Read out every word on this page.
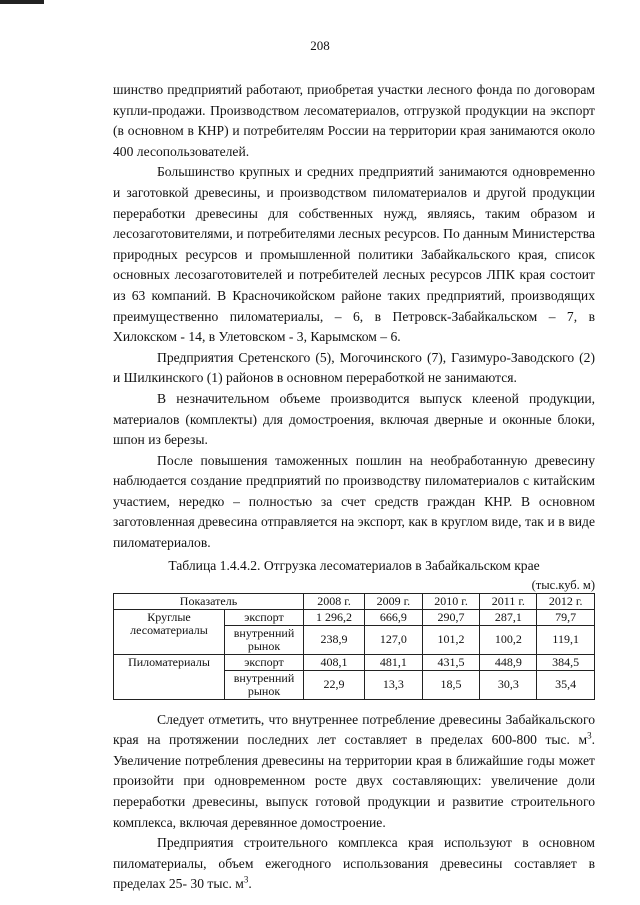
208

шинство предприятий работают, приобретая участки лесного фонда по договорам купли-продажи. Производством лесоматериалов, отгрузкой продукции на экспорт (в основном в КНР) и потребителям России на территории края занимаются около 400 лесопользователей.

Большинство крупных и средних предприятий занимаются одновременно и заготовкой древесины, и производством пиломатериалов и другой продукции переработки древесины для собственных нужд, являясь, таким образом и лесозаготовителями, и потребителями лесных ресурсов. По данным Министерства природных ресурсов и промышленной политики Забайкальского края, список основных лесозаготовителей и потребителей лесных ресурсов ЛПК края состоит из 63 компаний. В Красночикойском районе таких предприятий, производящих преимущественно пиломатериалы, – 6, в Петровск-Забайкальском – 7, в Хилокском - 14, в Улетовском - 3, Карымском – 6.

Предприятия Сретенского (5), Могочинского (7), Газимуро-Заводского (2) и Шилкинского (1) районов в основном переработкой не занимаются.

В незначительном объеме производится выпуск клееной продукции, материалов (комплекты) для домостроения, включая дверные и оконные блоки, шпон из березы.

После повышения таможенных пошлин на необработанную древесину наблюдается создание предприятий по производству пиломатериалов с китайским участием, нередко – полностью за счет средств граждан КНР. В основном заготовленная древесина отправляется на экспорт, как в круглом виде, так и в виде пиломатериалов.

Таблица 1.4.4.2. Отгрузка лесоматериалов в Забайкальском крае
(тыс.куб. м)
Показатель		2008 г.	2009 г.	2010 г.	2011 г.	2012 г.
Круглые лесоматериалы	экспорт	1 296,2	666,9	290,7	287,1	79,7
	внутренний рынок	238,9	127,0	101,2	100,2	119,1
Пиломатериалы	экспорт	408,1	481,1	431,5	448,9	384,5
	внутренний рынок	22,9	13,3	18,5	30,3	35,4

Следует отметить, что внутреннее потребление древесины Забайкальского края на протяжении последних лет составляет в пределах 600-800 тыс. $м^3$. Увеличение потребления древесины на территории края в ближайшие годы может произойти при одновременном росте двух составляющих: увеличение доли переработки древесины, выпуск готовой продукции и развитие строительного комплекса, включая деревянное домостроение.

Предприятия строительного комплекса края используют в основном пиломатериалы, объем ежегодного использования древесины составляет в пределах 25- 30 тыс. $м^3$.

--*--

Find each line holding "пределах". Copy it out.

Следует отметить, что внутреннее потребление древесины Забайкальского края на протяжении последних лет составляет в пределах 600-800 тыс. $м^3$. Увеличение потребления древесины на территории края в ближайшие годы может произойти при одновременном росте двух составляющих: увеличение доли переработки древесины, выпуск готовой продукции и развитие строительного комплекса, включая деревянное домостроение.
Предприятия строительного комплекса края используют в основном пиломатериалы, объем ежегодного использования древесины составляет в пределах 25- 30 тыс. $м^3$.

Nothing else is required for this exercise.